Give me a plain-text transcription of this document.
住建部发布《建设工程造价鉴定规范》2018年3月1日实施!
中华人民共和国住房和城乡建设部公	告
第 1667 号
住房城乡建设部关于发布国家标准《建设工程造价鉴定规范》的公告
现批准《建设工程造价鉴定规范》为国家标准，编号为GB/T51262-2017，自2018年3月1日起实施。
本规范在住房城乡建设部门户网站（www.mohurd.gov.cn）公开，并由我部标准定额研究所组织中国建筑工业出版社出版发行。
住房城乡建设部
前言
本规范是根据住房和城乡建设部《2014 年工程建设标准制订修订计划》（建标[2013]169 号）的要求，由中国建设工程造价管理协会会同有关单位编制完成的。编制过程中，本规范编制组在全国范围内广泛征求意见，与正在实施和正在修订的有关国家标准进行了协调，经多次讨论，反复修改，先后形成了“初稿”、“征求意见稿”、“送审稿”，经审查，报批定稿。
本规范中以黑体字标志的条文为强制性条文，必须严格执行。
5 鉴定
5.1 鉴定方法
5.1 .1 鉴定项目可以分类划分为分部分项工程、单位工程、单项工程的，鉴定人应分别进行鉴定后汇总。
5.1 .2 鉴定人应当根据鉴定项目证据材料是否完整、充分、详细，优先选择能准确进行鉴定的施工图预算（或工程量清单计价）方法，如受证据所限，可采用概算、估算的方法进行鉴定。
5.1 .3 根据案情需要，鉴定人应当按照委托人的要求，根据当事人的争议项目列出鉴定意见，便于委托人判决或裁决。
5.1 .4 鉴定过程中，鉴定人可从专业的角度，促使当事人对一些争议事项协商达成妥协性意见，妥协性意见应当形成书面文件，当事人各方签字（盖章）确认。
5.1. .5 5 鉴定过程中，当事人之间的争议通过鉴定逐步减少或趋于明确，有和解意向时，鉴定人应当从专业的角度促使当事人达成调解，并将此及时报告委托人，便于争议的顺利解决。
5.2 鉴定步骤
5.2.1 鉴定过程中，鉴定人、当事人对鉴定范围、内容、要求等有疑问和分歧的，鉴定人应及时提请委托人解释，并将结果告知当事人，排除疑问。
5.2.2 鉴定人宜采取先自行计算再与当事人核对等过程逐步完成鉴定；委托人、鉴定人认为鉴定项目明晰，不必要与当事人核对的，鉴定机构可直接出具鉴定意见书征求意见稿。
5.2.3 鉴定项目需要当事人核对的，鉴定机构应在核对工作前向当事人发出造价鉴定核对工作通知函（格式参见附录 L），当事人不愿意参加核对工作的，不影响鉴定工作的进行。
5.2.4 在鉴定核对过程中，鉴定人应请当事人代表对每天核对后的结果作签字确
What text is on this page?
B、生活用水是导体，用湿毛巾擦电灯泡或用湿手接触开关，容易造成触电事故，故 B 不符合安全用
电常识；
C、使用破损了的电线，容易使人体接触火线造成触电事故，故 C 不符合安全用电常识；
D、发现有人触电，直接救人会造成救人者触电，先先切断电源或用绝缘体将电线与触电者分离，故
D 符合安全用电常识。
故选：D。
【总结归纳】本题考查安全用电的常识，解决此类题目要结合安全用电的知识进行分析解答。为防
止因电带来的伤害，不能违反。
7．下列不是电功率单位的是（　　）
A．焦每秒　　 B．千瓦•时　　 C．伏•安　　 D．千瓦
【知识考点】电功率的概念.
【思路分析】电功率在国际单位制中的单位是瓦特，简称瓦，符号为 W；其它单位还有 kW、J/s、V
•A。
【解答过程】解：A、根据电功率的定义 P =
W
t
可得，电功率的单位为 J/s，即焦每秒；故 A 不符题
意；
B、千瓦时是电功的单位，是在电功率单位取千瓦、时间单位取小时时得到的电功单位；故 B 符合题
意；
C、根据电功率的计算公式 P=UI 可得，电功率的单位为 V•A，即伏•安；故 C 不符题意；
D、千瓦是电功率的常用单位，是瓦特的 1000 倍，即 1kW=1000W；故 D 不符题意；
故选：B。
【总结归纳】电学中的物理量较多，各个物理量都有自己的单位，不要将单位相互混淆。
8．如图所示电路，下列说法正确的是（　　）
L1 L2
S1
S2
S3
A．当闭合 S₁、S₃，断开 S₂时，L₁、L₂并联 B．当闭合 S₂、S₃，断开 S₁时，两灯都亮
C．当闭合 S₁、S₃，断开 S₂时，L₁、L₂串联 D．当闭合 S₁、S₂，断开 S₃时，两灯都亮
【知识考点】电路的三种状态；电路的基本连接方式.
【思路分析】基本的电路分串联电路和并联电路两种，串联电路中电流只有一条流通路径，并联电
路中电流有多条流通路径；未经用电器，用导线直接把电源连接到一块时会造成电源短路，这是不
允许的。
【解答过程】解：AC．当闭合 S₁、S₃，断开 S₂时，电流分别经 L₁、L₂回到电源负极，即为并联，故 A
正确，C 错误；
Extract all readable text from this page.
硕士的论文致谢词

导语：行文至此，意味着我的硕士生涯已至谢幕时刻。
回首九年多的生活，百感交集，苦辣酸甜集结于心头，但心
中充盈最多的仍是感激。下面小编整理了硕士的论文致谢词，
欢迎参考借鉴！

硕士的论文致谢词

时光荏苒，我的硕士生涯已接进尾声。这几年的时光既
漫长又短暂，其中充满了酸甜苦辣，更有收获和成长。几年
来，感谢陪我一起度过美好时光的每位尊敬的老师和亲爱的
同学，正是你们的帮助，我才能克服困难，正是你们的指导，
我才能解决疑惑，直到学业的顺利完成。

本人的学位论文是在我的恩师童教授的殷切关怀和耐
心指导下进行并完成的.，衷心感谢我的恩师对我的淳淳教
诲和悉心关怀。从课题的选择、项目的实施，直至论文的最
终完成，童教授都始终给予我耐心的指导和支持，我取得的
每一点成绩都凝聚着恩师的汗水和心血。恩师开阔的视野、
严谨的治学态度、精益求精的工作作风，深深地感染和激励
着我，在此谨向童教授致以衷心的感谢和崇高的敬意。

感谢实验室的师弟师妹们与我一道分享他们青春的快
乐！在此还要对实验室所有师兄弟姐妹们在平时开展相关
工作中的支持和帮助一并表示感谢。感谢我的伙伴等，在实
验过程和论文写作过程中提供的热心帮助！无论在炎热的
● ● ●
Pick out every line above that contains the word "建设工程造价鉴定规范" and copy it.

[EXERCISE RESULT]:
住建部发布《建设工程造价鉴定规范》2018年3月1日实施!
住房城乡建设部关于发布国家标准《建设工程造价鉴定规范》的公告
现批准《建设工程造价鉴定规范》为国家标准，编号为GB/T51262-2017，自2018年3月1日起实施。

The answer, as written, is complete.